*EXERCISE DESCRIPTION*.
Images embedded in the records are excluded; print everything else exactly as given.

*STORED RECORDS*.
== == ==

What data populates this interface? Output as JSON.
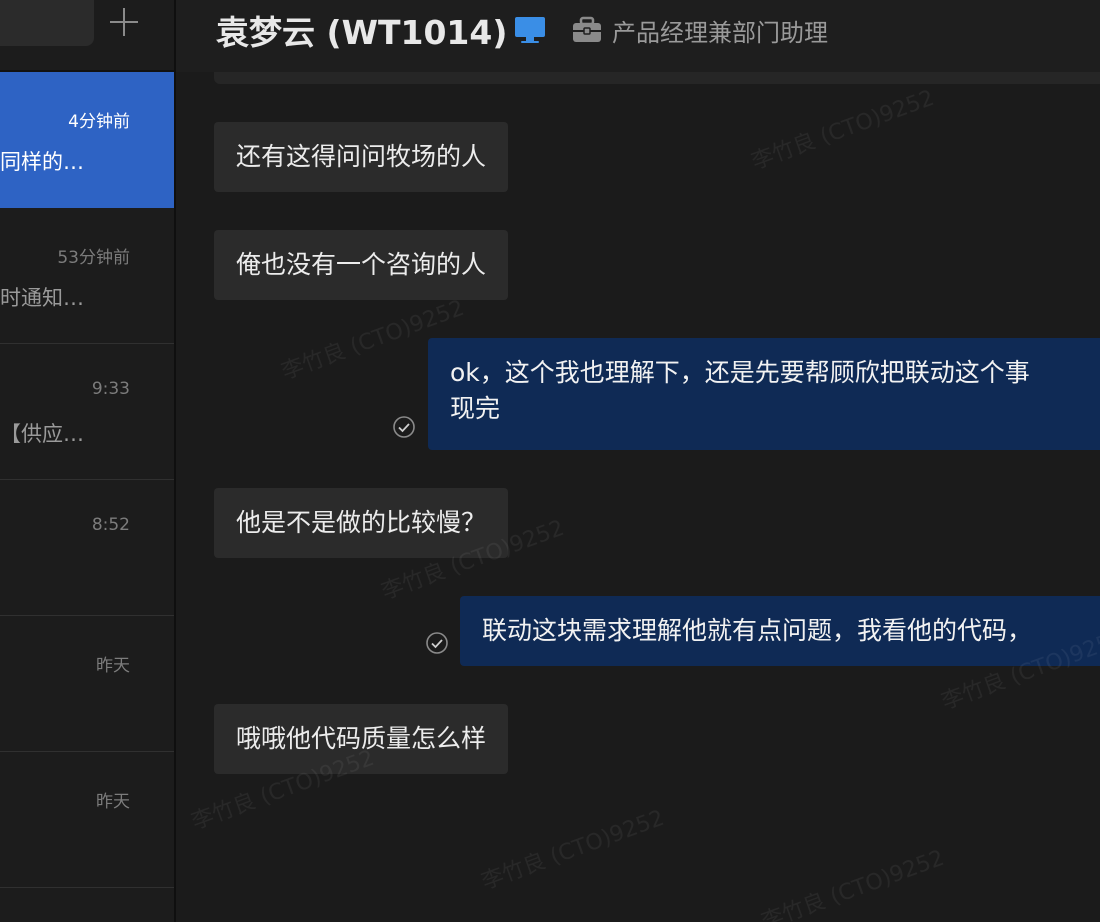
{
  "sidebar": {
    "add_button_icon": "plus-icon",
    "conversations": [
      {
        "time": "4分钟前",
        "preview": "也会同样的…",
        "active": true
      },
      {
        "time": "53分钟前",
        "preview": "个定时通知…",
        "active": false
      },
      {
        "time": "9:33",
        "preview": "等到【供应…",
        "active": false
      },
      {
        "time": "8:52",
        "preview": "",
        "active": false
      },
      {
        "time": "昨天",
        "preview": "",
        "active": false
      },
      {
        "time": "昨天",
        "preview": "",
        "active": false
      }
    ]
  },
  "header": {
    "title": "袁梦云 (WT1014)",
    "status_icon": "desktop-icon",
    "role_icon": "briefcase-icon",
    "role": "产品经理兼部门助理"
  },
  "messages": [
    {
      "direction": "in",
      "text": "还有这得问问牧场的人"
    },
    {
      "direction": "in",
      "text": "俺也没有一个咨询的人"
    },
    {
      "direction": "out",
      "line1": "ok，这个我也理解下，还是先要帮顾欣把联动这个事",
      "line2": "现完",
      "read": true
    },
    {
      "direction": "in",
      "text": "他是不是做的比较慢？"
    },
    {
      "direction": "out",
      "text": "联动这块需求理解他就有点问题，我看他的代码，",
      "read": true
    },
    {
      "direction": "in",
      "text": "哦哦他代码质量怎么样"
    }
  ],
  "watermark": "李竹良 (CTO)9252",
  "colors": {
    "accent": "#2e63c4",
    "outgoing_bubble": "#0f2a55",
    "incoming_bubble": "#2b2b2b"
  }
}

== == ==

*RESPONSE TO THE EXERCISE*.
What data populates this interface? Output as JSON.
{
  "sidebar": {
    "add_button_icon": "plus-icon",
    "conversations": [
      {
        "time": "4分钟前",
        "preview": "也会同样的…",
        "active": true
      },
      {
        "time": "53分钟前",
        "preview": "个定时通知…",
        "active": false
      },
      {
        "time": "9:33",
        "preview": "等到【供应…",
        "active": false
      },
      {
        "time": "8:52",
        "preview": "",
        "active": false
      },
      {
        "time": "昨天",
        "preview": "",
        "active": false
      },
      {
        "time": "昨天",
        "preview": "",
        "active": false
      }
    ]
  },
  "header": {
    "title": "袁梦云 (WT1014)",
    "status_icon": "desktop-icon",
    "role_icon": "briefcase-icon",
    "role": "产品经理兼部门助理"
  },
  "messages": [
    {
      "direction": "in",
      "text": "还有这得问问牧场的人"
    },
    {
      "direction": "in",
      "text": "俺也没有一个咨询的人"
    },
    {
      "direction": "out",
      "line1": "ok，这个我也理解下，还是先要帮顾欣把联动这个事",
      "line2": "现完",
      "read": true
    },
    {
      "direction": "in",
      "text": "他是不是做的比较慢？"
    },
    {
      "direction": "out",
      "text": "联动这块需求理解他就有点问题，我看他的代码，",
      "read": true
    },
    {
      "direction": "in",
      "text": "哦哦他代码质量怎么样"
    }
  ],
  "watermark": "李竹良 (CTO)9252",
  "colors": {
    "accent": "#2e63c4",
    "outgoing_bubble": "#0f2a55",
    "incoming_bubble": "#2b2b2b"
  }
}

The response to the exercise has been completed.